◆ **Texto para ler**:
>>>
2006-08-10

Viseu e o Museu Grão Vasco no "Jurnal Portughez (1941-1945)" de Mircea Eliade


A Editorial Kairós de Barcelona publicou, em Outubro de 2001, com tradução a partir do romeno de Joaquín Garrigós, o interessantíssimo Diario Portugués (1941-1945) de Mircea Eliade. Tal acontecimento não terá tido a repercussão esperada no nosso país cultural, não me parecendo mesmo haver alguma tradução programada em língua portuguesa, o que não deixa de ser estranho. Afinal, trata-se de um diário extraordinário sobre um periodo crucial da vida do sábio romeno passado em missão diplomática no nosso país. Afinal, o autor é indubitavelmente o historiador das religiões mais conhecido do século XX, com multímoda actividade cultural (de historiador, ficcionista, biógrafo...), sem esquecer a de professor universitário reputado em Bucareste, na Sorbonne de Paris e em Chicago.

Não sendo um livro muito agradável para o português de fácil ressentimento, as críticas à pobreza intelectual de Lisboa e à nossa congénita tibieza não constituem motivo para nos afastarmos deste diário que é um espaço de sedução e de conhecimento pátrio. O olhar percuciente de Eliade, de nós afastado pelo filtro da distância, ultrapassada que seja essa aparente aversão, permite uma visão desapaixonada de nós e uma biografia melancólica quase desconhecida de um autor mais do que conhecido que, não obstante algum desencanto, desvela um enorme fascínio por Camões ou por Eça e atracções rendidas por homens de cultura como Alfredo Pimenta, por exemplo.
<<<
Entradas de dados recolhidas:
>>>
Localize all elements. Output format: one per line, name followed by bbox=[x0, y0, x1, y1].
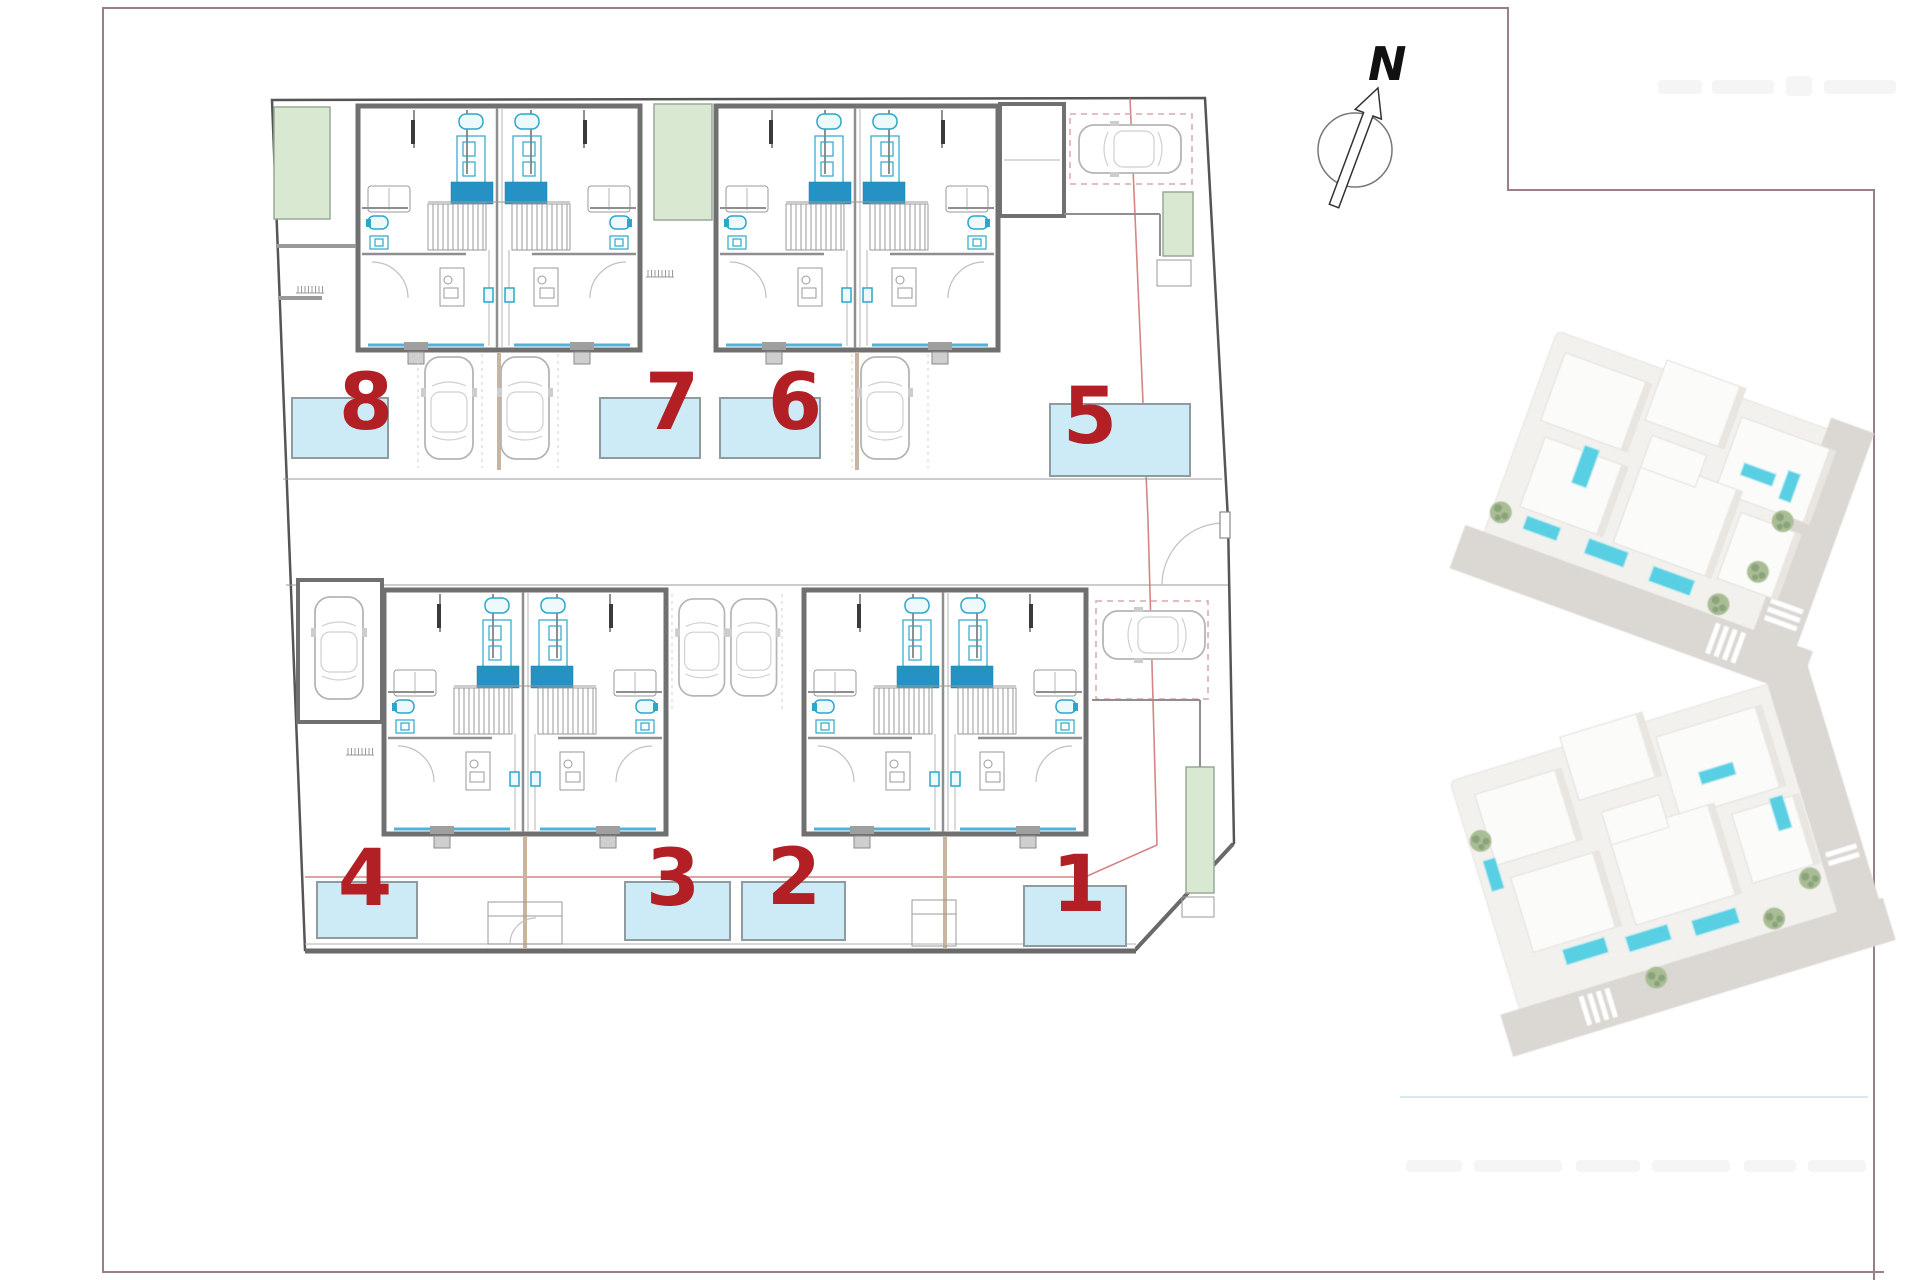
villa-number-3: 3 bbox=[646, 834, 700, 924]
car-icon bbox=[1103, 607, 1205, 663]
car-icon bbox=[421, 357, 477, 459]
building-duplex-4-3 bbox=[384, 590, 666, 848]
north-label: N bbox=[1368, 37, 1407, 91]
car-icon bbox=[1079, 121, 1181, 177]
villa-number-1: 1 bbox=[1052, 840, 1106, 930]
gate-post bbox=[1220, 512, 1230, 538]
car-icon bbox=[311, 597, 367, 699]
<<<
◆ **O que se pede**: Por favor, copie sem qualquer alteração o trecho do texto sobre o diário português de Mircea Eliade entre "A Editorial Kairós" e "e em Chicago.", inclusive.

◆ **Resultado**:
A Editorial Kairós de Barcelona publicou, em Outubro de 2001, com tradução a partir do romeno de Joaquín Garrigós, o interessantíssimo Diario Portugués (1941-1945) de Mircea Eliade. Tal acontecimento não terá tido a repercussão esperada no nosso país cultural, não me parecendo mesmo haver alguma tradução programada em língua portuguesa, o que não deixa de ser estranho. Afinal, trata-se de um diário extraordinário sobre um periodo crucial da vida do sábio romeno passado em missão diplomática no nosso país. Afinal, o autor é indubitavelmente o historiador das religiões mais conhecido do século XX, com multímoda actividade cultural (de historiador, ficcionista, biógrafo...), sem esquecer a de professor universitário reputado em Bucareste, na Sorbonne de Paris e em Chicago.